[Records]
-- BEGIN --
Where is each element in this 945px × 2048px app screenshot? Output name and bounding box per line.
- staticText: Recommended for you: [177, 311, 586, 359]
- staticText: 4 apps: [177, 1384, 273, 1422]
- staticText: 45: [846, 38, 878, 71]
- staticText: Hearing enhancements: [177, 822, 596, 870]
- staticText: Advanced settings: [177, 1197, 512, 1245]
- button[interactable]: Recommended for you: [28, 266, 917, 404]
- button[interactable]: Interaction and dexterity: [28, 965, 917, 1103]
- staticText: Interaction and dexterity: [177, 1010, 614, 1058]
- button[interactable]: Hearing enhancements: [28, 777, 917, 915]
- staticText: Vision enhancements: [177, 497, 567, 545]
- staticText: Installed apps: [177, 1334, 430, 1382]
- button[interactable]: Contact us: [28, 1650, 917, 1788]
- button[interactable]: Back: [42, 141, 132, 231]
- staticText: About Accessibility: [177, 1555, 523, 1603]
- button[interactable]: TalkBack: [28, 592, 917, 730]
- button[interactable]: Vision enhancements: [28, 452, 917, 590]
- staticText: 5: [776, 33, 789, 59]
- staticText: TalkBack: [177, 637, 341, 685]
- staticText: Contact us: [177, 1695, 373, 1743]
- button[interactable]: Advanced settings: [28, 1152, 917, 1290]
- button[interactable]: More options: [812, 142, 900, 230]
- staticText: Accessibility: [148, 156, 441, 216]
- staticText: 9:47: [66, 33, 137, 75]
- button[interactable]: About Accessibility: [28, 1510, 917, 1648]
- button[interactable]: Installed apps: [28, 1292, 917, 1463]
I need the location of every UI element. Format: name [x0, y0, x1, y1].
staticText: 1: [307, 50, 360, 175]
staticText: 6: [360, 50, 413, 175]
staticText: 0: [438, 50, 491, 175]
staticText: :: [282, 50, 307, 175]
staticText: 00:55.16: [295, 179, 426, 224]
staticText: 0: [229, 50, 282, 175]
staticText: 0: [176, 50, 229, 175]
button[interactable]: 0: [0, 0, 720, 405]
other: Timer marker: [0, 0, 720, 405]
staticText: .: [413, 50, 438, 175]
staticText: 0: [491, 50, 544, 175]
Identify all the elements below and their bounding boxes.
-- END --
-- BEGIN --
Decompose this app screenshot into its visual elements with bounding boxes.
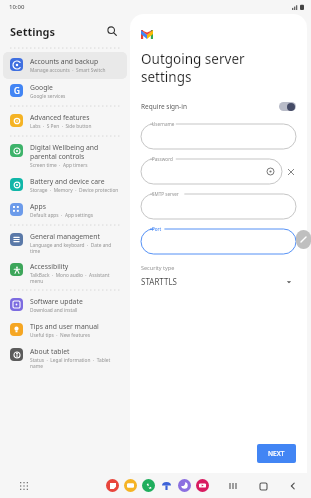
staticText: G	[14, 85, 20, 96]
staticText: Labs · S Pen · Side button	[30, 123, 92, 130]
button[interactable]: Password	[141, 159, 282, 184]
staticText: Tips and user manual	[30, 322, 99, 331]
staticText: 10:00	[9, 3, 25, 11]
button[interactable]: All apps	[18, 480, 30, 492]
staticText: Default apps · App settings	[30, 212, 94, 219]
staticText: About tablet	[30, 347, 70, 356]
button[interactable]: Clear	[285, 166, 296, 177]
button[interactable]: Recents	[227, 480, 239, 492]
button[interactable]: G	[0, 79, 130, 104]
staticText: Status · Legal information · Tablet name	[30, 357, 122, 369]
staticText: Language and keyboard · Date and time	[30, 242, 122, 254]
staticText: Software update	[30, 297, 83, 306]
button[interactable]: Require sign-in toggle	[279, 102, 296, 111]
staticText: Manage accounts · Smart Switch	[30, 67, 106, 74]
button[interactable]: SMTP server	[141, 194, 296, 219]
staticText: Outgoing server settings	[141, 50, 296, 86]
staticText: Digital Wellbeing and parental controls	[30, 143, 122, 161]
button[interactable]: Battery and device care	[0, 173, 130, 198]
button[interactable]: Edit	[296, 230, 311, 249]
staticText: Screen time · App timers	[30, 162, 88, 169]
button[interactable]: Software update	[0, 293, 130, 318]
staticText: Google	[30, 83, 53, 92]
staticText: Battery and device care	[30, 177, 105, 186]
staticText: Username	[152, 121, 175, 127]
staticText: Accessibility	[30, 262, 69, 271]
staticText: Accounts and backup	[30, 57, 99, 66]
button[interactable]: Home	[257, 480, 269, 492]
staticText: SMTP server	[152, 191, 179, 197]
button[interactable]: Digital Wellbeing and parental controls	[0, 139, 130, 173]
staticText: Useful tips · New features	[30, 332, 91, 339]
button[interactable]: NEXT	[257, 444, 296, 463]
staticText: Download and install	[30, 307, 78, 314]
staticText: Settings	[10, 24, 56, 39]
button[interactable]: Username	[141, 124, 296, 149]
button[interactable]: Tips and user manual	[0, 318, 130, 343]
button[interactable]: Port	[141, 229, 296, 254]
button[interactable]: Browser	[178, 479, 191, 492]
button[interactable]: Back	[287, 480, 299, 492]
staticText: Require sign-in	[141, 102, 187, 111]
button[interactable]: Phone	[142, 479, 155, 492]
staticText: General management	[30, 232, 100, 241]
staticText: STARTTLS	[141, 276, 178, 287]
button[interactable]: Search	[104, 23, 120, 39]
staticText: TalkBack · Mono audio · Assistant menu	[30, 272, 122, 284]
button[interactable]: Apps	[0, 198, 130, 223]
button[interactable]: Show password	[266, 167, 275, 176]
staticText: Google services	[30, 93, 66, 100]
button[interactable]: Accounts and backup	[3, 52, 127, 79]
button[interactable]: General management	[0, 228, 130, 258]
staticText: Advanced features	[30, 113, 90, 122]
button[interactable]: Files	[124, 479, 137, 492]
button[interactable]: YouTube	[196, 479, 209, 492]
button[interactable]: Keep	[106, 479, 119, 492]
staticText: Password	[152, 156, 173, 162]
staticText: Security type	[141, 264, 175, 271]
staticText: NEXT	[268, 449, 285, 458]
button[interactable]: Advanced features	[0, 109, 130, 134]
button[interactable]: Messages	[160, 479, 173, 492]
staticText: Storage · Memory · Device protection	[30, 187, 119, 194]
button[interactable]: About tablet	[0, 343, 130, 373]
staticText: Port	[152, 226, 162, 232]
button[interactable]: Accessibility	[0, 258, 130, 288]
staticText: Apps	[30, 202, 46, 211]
-- END --
## THE REQUEST
Copy the listing exactly, starting at the line containing "Where is each" and ending at the line containing "- staticText: 5: [776, 33, 789, 59]", both lines included.

## SOLUTION
Where is each element in this 945px × 2048px app screenshot? Output name and bounding box per line.
- staticText: Recommended for you: [177, 311, 586, 359]
- staticText: 4 apps: [177, 1384, 273, 1422]
- staticText: 45: [846, 38, 878, 71]
- staticText: Hearing enhancements: [177, 822, 596, 870]
- staticText: Advanced settings: [177, 1197, 512, 1245]
- button[interactable]: Recommended for you: [28, 266, 917, 404]
- button[interactable]: Interaction and dexterity: [28, 965, 917, 1103]
- staticText: Interaction and dexterity: [177, 1010, 614, 1058]
- button[interactable]: Hearing enhancements: [28, 777, 917, 915]
- staticText: Vision enhancements: [177, 497, 567, 545]
- staticText: Installed apps: [177, 1334, 430, 1382]
- button[interactable]: Contact us: [28, 1650, 917, 1788]
- button[interactable]: Back: [42, 141, 132, 231]
- staticText: About Accessibility: [177, 1555, 523, 1603]
- button[interactable]: TalkBack: [28, 592, 917, 730]
- button[interactable]: Vision enhancements: [28, 452, 917, 590]
- staticText: 5: [776, 33, 789, 59]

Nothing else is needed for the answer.